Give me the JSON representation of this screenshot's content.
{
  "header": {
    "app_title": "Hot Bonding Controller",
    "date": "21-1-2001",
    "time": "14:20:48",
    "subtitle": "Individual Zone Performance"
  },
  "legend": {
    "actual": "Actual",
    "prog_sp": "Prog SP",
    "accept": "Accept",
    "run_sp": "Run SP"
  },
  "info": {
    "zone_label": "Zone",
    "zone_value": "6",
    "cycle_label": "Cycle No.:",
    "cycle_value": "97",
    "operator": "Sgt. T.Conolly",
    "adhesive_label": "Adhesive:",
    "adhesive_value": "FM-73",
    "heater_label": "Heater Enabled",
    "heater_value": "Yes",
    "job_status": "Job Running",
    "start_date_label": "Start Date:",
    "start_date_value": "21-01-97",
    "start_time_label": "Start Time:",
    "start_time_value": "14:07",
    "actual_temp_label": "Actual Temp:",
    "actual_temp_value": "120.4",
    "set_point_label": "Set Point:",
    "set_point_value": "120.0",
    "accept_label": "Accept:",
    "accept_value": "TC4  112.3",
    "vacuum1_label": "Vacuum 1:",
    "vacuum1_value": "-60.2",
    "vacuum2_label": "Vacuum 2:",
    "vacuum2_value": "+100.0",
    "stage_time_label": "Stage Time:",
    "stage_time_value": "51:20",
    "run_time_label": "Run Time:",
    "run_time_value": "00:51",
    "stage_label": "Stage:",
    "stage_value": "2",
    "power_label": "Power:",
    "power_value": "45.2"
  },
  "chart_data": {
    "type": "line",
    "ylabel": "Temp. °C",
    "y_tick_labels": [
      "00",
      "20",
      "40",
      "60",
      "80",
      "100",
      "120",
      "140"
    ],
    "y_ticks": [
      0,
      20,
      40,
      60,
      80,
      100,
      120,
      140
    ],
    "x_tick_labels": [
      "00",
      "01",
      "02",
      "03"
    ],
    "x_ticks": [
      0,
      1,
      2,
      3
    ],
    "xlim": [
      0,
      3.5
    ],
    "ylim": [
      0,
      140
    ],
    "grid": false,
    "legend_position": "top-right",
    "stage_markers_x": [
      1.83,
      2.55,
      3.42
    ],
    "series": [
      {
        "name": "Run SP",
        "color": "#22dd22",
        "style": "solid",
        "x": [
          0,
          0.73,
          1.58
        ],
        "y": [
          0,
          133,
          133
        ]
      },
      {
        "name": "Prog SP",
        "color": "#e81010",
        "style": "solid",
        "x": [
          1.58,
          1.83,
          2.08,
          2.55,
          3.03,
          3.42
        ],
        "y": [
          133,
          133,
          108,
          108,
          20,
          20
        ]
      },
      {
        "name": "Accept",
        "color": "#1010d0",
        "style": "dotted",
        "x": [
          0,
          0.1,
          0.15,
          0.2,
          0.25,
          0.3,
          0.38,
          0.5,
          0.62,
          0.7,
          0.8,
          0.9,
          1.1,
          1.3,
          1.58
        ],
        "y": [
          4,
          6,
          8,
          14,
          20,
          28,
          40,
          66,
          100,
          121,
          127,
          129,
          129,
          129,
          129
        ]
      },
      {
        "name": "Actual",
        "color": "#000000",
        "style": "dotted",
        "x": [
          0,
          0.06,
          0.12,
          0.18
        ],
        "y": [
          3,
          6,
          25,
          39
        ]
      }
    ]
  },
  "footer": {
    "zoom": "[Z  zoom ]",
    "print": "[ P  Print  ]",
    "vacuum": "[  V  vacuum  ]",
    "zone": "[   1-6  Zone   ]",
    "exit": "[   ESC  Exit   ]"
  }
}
· · ·
*Directions for this task*. Transcribe the material above word for word.

*Finished exercise*.
Give me the JSON representation of this screenshot's content.
{
  "header": {
    "app_title": "Hot Bonding Controller",
    "date": "21-1-2001",
    "time": "14:20:48",
    "subtitle": "Individual Zone Performance"
  },
  "legend": {
    "actual": "Actual",
    "prog_sp": "Prog SP",
    "accept": "Accept",
    "run_sp": "Run SP"
  },
  "info": {
    "zone_label": "Zone",
    "zone_value": "6",
    "cycle_label": "Cycle No.:",
    "cycle_value": "97",
    "operator": "Sgt. T.Conolly",
    "adhesive_label": "Adhesive:",
    "adhesive_value": "FM-73",
    "heater_label": "Heater Enabled",
    "heater_value": "Yes",
    "job_status": "Job Running",
    "start_date_label": "Start Date:",
    "start_date_value": "21-01-97",
    "start_time_label": "Start Time:",
    "start_time_value": "14:07",
    "actual_temp_label": "Actual Temp:",
    "actual_temp_value": "120.4",
    "set_point_label": "Set Point:",
    "set_point_value": "120.0",
    "accept_label": "Accept:",
    "accept_value": "TC4  112.3",
    "vacuum1_label": "Vacuum 1:",
    "vacuum1_value": "-60.2",
    "vacuum2_label": "Vacuum 2:",
    "vacuum2_value": "+100.0",
    "stage_time_label": "Stage Time:",
    "stage_time_value": "51:20",
    "run_time_label": "Run Time:",
    "run_time_value": "00:51",
    "stage_label": "Stage:",
    "stage_value": "2",
    "power_label": "Power:",
    "power_value": "45.2"
  },
  "chart_data": {
    "type": "line",
    "ylabel": "Temp. °C",
    "y_tick_labels": [
      "00",
      "20",
      "40",
      "60",
      "80",
      "100",
      "120",
      "140"
    ],
    "y_ticks": [
      0,
      20,
      40,
      60,
      80,
      100,
      120,
      140
    ],
    "x_tick_labels": [
      "00",
      "01",
      "02",
      "03"
    ],
    "x_ticks": [
      0,
      1,
      2,
      3
    ],
    "xlim": [
      0,
      3.5
    ],
    "ylim": [
      0,
      140
    ],
    "grid": false,
    "legend_position": "top-right",
    "stage_markers_x": [
      1.83,
      2.55,
      3.42
    ],
    "series": [
      {
        "name": "Run SP",
        "color": "#22dd22",
        "style": "solid",
        "x": [
          0,
          0.73,
          1.58
        ],
        "y": [
          0,
          133,
          133
        ]
      },
      {
        "name": "Prog SP",
        "color": "#e81010",
        "style": "solid",
        "x": [
          1.58,
          1.83,
          2.08,
          2.55,
          3.03,
          3.42
        ],
        "y": [
          133,
          133,
          108,
          108,
          20,
          20
        ]
      },
      {
        "name": "Accept",
        "color": "#1010d0",
        "style": "dotted",
        "x": [
          0,
          0.1,
          0.15,
          0.2,
          0.25,
          0.3,
          0.38,
          0.5,
          0.62,
          0.7,
          0.8,
          0.9,
          1.1,
          1.3,
          1.58
        ],
        "y": [
          4,
          6,
          8,
          14,
          20,
          28,
          40,
          66,
          100,
          121,
          127,
          129,
          129,
          129,
          129
        ]
      },
      {
        "name": "Actual",
        "color": "#000000",
        "style": "dotted",
        "x": [
          0,
          0.06,
          0.12,
          0.18
        ],
        "y": [
          3,
          6,
          25,
          39
        ]
      }
    ]
  },
  "footer": {
    "zoom": "[Z  zoom ]",
    "print": "[ P  Print  ]",
    "vacuum": "[  V  vacuum  ]",
    "zone": "[   1-6  Zone   ]",
    "exit": "[   ESC  Exit   ]"
  }
}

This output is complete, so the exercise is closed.